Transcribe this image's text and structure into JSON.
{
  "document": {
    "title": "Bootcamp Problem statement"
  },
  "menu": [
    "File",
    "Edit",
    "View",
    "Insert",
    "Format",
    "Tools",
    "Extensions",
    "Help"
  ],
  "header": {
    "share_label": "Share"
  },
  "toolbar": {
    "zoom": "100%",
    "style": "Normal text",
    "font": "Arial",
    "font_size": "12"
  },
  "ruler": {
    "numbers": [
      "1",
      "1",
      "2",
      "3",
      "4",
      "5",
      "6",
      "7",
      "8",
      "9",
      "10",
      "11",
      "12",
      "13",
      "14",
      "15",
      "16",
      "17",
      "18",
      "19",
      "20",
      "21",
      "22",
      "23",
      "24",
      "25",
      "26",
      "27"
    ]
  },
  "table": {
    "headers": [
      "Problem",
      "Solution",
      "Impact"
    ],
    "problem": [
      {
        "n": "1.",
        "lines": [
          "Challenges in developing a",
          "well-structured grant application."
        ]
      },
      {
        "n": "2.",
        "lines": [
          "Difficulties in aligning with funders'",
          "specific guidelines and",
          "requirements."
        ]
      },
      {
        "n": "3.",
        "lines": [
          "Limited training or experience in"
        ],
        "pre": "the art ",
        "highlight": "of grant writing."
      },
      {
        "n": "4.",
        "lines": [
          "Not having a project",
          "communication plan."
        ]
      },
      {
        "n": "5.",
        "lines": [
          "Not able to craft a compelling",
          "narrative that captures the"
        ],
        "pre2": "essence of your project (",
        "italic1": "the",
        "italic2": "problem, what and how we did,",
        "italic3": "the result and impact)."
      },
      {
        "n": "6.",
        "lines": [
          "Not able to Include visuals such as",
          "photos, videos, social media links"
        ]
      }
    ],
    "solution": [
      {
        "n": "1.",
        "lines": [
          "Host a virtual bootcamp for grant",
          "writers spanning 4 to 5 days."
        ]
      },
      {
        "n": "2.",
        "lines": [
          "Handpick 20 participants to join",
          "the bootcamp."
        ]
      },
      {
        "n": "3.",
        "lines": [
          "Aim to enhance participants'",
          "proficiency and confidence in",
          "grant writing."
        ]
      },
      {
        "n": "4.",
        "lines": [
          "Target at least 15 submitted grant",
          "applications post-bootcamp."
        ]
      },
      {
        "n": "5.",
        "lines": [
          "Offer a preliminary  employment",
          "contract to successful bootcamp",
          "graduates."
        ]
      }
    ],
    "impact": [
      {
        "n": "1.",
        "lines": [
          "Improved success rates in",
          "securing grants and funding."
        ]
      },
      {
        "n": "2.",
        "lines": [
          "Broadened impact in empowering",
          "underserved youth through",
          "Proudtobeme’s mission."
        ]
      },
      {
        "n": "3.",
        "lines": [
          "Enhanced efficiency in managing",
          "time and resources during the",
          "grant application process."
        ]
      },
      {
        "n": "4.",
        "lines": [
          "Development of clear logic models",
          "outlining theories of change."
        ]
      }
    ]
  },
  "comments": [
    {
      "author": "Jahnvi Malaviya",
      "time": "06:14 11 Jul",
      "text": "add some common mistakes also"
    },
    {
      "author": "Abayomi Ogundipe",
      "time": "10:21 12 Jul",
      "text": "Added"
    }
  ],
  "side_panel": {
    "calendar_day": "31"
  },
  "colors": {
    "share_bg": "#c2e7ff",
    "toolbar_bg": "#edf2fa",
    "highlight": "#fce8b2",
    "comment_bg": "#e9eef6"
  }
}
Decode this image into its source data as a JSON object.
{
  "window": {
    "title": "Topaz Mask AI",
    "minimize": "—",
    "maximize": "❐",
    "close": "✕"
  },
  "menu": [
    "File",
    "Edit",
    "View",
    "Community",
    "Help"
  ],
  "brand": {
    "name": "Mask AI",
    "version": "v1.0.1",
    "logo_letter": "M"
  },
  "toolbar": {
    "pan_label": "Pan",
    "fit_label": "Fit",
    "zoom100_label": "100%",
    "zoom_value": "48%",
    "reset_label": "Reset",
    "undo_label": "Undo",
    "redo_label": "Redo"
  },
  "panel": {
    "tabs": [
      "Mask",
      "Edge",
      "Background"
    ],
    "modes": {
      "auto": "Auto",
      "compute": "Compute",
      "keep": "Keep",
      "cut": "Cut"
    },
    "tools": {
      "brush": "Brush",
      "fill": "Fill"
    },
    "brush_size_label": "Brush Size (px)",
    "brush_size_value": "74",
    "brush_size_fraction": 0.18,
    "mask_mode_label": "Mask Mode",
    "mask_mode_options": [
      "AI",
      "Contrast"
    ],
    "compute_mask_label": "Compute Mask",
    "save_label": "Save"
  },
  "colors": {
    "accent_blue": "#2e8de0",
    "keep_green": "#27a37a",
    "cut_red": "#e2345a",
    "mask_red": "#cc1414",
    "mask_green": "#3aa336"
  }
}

◆ ◆ ◆ ◆

EXERCISE PROMPT:
Go through the lines above. Select every one that has the string "image".

SOLUTION TO THIS PROBLEM:
Transcribe this image's text and structure into JSON.
Decode this image into its source data as a JSON object.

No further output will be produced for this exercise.